[RECORDS SHOWN]

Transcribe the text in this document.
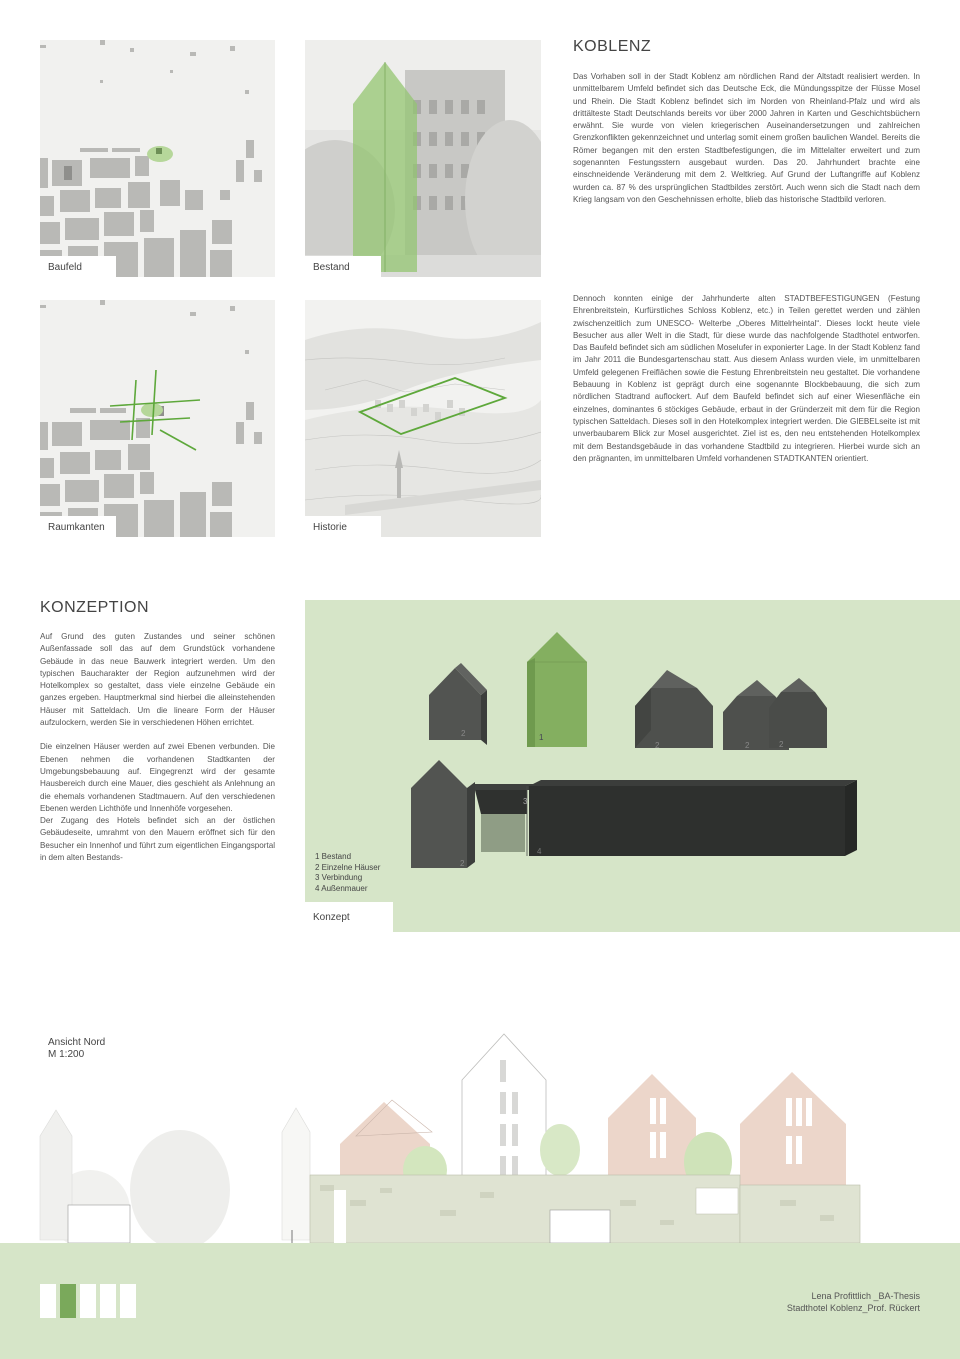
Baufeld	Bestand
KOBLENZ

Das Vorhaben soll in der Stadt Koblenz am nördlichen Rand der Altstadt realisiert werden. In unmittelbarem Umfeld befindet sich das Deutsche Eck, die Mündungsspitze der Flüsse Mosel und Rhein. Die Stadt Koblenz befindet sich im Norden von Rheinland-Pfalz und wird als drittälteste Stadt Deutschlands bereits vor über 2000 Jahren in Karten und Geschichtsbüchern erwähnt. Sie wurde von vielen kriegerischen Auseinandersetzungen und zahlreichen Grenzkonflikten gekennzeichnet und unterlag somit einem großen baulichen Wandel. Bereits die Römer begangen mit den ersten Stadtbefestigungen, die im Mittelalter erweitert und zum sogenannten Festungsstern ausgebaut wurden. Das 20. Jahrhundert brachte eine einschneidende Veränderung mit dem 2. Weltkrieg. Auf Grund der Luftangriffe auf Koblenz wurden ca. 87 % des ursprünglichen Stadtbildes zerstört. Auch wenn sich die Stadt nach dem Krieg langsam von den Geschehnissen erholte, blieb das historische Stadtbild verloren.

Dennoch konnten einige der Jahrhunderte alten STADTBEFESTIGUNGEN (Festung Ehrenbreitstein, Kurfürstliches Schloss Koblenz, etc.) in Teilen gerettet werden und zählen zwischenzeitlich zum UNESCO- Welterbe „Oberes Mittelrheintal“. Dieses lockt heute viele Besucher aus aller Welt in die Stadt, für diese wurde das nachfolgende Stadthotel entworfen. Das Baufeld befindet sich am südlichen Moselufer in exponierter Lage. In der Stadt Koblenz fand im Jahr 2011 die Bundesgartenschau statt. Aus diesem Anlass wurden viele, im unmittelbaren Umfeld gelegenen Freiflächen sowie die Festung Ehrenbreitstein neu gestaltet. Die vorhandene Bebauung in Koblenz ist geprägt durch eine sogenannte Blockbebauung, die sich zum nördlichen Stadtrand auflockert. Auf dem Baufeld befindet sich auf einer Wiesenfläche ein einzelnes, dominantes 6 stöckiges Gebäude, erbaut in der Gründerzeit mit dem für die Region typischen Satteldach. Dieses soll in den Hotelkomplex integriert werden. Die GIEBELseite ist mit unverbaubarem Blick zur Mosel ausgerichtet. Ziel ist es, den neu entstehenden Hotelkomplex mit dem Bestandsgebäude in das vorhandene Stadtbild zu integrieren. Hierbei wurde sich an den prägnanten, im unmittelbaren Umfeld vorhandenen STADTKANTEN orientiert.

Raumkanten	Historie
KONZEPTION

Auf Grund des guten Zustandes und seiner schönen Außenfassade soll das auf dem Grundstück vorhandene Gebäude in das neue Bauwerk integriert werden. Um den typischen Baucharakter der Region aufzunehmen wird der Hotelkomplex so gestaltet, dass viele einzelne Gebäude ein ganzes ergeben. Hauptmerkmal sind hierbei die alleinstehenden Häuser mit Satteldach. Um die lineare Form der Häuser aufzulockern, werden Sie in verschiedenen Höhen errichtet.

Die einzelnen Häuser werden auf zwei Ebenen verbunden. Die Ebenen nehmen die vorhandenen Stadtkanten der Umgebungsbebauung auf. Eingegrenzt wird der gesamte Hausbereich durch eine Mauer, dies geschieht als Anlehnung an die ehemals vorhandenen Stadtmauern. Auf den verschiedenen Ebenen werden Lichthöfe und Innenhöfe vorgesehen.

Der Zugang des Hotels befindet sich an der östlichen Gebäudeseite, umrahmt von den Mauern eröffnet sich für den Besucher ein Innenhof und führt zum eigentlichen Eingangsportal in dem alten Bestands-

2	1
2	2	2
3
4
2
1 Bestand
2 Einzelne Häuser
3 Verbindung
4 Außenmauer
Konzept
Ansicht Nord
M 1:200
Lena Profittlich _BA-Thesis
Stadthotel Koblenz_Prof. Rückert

[THE TASK] Without the pictures, return the entries exactly as they appear.

[WRITTEN RESPONSE]
Transcribe the text in this document.
Baufeld	Bestand
KOBLENZ

Das Vorhaben soll in der Stadt Koblenz am nördlichen Rand der Altstadt realisiert werden. In unmittelbarem Umfeld befindet sich das Deutsche Eck, die Mündungsspitze der Flüsse Mosel und Rhein. Die Stadt Koblenz befindet sich im Norden von Rheinland-Pfalz und wird als drittälteste Stadt Deutschlands bereits vor über 2000 Jahren in Karten und Geschichtsbüchern erwähnt. Sie wurde von vielen kriegerischen Auseinandersetzungen und zahlreichen Grenzkonflikten gekennzeichnet und unterlag somit einem großen baulichen Wandel. Bereits die Römer begangen mit den ersten Stadtbefestigungen, die im Mittelalter erweitert und zum sogenannten Festungsstern ausgebaut wurden. Das 20. Jahrhundert brachte eine einschneidende Veränderung mit dem 2. Weltkrieg. Auf Grund der Luftangriffe auf Koblenz wurden ca. 87 % des ursprünglichen Stadtbildes zerstört. Auch wenn sich die Stadt nach dem Krieg langsam von den Geschehnissen erholte, blieb das historische Stadtbild verloren.

Dennoch konnten einige der Jahrhunderte alten STADTBEFESTIGUNGEN (Festung Ehrenbreitstein, Kurfürstliches Schloss Koblenz, etc.) in Teilen gerettet werden und zählen zwischenzeitlich zum UNESCO- Welterbe „Oberes Mittelrheintal“. Dieses lockt heute viele Besucher aus aller Welt in die Stadt, für diese wurde das nachfolgende Stadthotel entworfen. Das Baufeld befindet sich am südlichen Moselufer in exponierter Lage. In der Stadt Koblenz fand im Jahr 2011 die Bundesgartenschau statt. Aus diesem Anlass wurden viele, im unmittelbaren Umfeld gelegenen Freiflächen sowie die Festung Ehrenbreitstein neu gestaltet. Die vorhandene Bebauung in Koblenz ist geprägt durch eine sogenannte Blockbebauung, die sich zum nördlichen Stadtrand auflockert. Auf dem Baufeld befindet sich auf einer Wiesenfläche ein einzelnes, dominantes 6 stöckiges Gebäude, erbaut in der Gründerzeit mit dem für die Region typischen Satteldach. Dieses soll in den Hotelkomplex integriert werden. Die GIEBELseite ist mit unverbaubarem Blick zur Mosel ausgerichtet. Ziel ist es, den neu entstehenden Hotelkomplex mit dem Bestandsgebäude in das vorhandene Stadtbild zu integrieren. Hierbei wurde sich an den prägnanten, im unmittelbaren Umfeld vorhandenen STADTKANTEN orientiert.

Raumkanten	Historie
KONZEPTION

Auf Grund des guten Zustandes und seiner schönen Außenfassade soll das auf dem Grundstück vorhandene Gebäude in das neue Bauwerk integriert werden. Um den typischen Baucharakter der Region aufzunehmen wird der Hotelkomplex so gestaltet, dass viele einzelne Gebäude ein ganzes ergeben. Hauptmerkmal sind hierbei die alleinstehenden Häuser mit Satteldach. Um die lineare Form der Häuser aufzulockern, werden Sie in verschiedenen Höhen errichtet.

Die einzelnen Häuser werden auf zwei Ebenen verbunden. Die Ebenen nehmen die vorhandenen Stadtkanten der Umgebungsbebauung auf. Eingegrenzt wird der gesamte Hausbereich durch eine Mauer, dies geschieht als Anlehnung an die ehemals vorhandenen Stadtmauern. Auf den verschiedenen Ebenen werden Lichthöfe und Innenhöfe vorgesehen.

Der Zugang des Hotels befindet sich an der östlichen Gebäudeseite, umrahmt von den Mauern eröffnet sich für den Besucher ein Innenhof und führt zum eigentlichen Eingangsportal in dem alten Bestands-

2	1
2	2	2
3
4
2
1 Bestand
2 Einzelne Häuser
3 Verbindung
4 Außenmauer
Konzept
Ansicht Nord
M 1:200
Lena Profittlich _BA-Thesis
Stadthotel Koblenz_Prof. Rückert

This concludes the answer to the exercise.